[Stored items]
....

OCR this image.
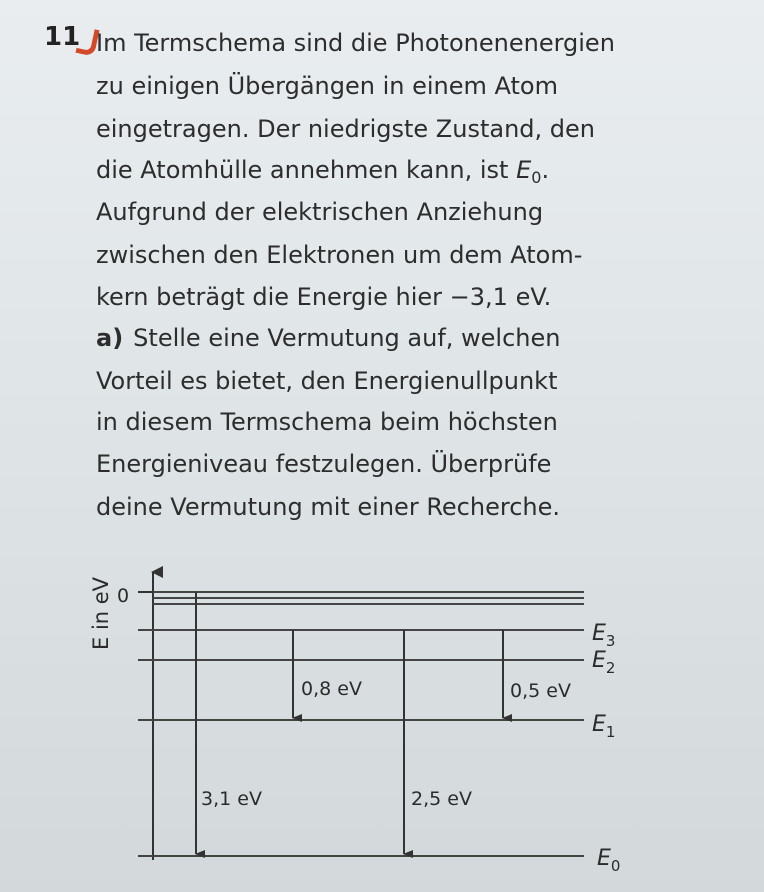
11 Im Termschema sind die Photonenenergien
zu einigen Übergängen in einem Atom
eingetragen. Der niedrigste Zustand, den
die Atomhülle annehmen kann, ist $E_0$.
Aufgrund der elektrischen Anziehung
zwischen den Elektronen um dem Atom-
kern beträgt die Energie hier −3,1 eV.
a) Stelle eine Vermutung auf, welchen
Vorteil es bietet, den Energienullpunkt
in diesem Termschema beim höchsten
Energieniveau festzulegen. Überprüfe
deine Vermutung mit einer Recherche.
E in eV 0
$E_3$
$E_2$
$E_1$
$E_0$
0,8 eV	0,5 eV
3,1 eV	2,5 eV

....

| What is needed |
Search the data for the word "Vermutung" and copy each line where it appears.

| Solution for this problem |
a) Stelle eine Vermutung auf, welchen
deine Vermutung mit einer Recherche.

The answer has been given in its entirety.